Restate all of the entries exactly, dropping any pictures they hold.

= = =

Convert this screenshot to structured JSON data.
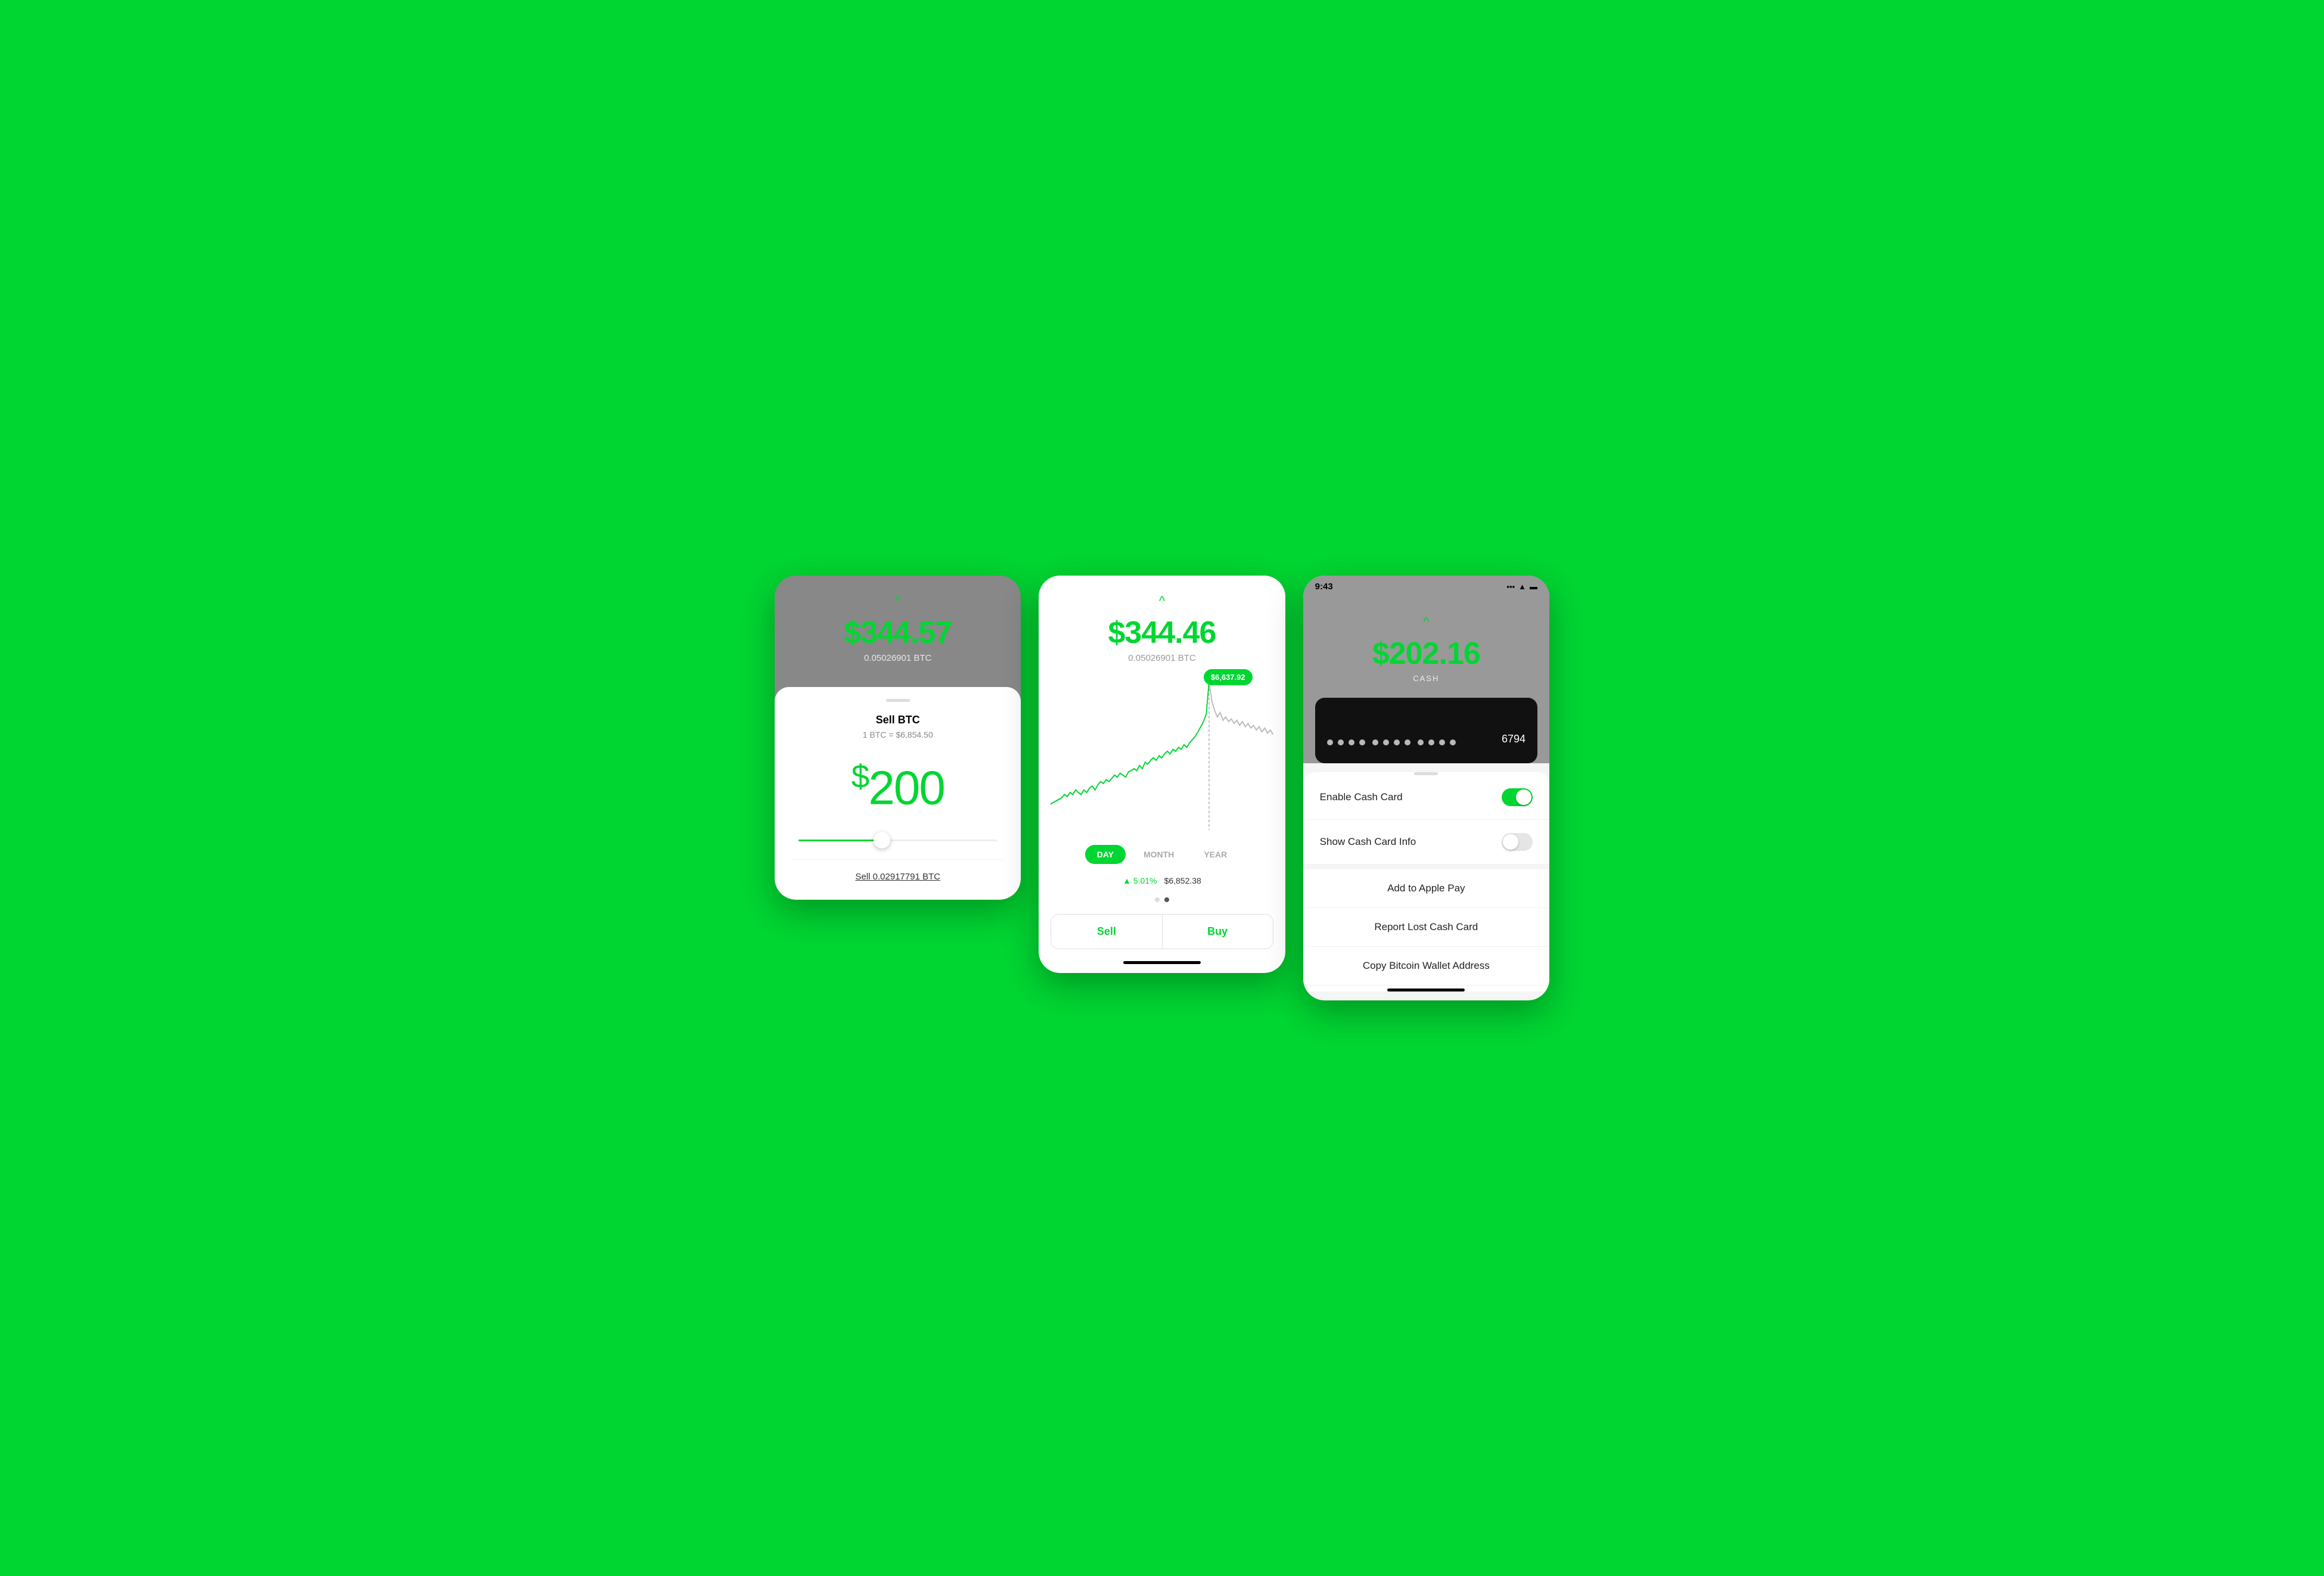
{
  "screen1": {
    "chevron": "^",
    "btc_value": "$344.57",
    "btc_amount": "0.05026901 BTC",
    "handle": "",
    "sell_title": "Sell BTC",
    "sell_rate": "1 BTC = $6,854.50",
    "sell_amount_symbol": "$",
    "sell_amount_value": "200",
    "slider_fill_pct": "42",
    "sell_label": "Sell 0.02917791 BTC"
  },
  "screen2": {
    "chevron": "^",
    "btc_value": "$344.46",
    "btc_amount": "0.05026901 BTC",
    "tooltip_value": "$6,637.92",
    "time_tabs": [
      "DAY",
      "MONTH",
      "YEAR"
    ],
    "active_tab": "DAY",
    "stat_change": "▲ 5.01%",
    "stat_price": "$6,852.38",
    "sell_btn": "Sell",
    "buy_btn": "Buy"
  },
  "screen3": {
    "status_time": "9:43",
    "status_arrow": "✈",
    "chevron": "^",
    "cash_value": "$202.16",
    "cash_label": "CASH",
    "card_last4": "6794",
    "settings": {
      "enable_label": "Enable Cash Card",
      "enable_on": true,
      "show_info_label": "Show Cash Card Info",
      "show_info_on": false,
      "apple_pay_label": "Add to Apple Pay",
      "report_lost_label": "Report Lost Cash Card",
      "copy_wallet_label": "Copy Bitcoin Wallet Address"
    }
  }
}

= = =

* **CORRECT ANSWER**
Convert this screenshot to structured JSON data.
{
  "screen1": {
    "chevron": "^",
    "btc_value": "$344.57",
    "btc_amount": "0.05026901 BTC",
    "handle": "",
    "sell_title": "Sell BTC",
    "sell_rate": "1 BTC = $6,854.50",
    "sell_amount_symbol": "$",
    "sell_amount_value": "200",
    "slider_fill_pct": "42",
    "sell_label": "Sell 0.02917791 BTC"
  },
  "screen2": {
    "chevron": "^",
    "btc_value": "$344.46",
    "btc_amount": "0.05026901 BTC",
    "tooltip_value": "$6,637.92",
    "time_tabs": [
      "DAY",
      "MONTH",
      "YEAR"
    ],
    "active_tab": "DAY",
    "stat_change": "▲ 5.01%",
    "stat_price": "$6,852.38",
    "sell_btn": "Sell",
    "buy_btn": "Buy"
  },
  "screen3": {
    "status_time": "9:43",
    "status_arrow": "✈",
    "chevron": "^",
    "cash_value": "$202.16",
    "cash_label": "CASH",
    "card_last4": "6794",
    "settings": {
      "enable_label": "Enable Cash Card",
      "enable_on": true,
      "show_info_label": "Show Cash Card Info",
      "show_info_on": false,
      "apple_pay_label": "Add to Apple Pay",
      "report_lost_label": "Report Lost Cash Card",
      "copy_wallet_label": "Copy Bitcoin Wallet Address"
    }
  }
}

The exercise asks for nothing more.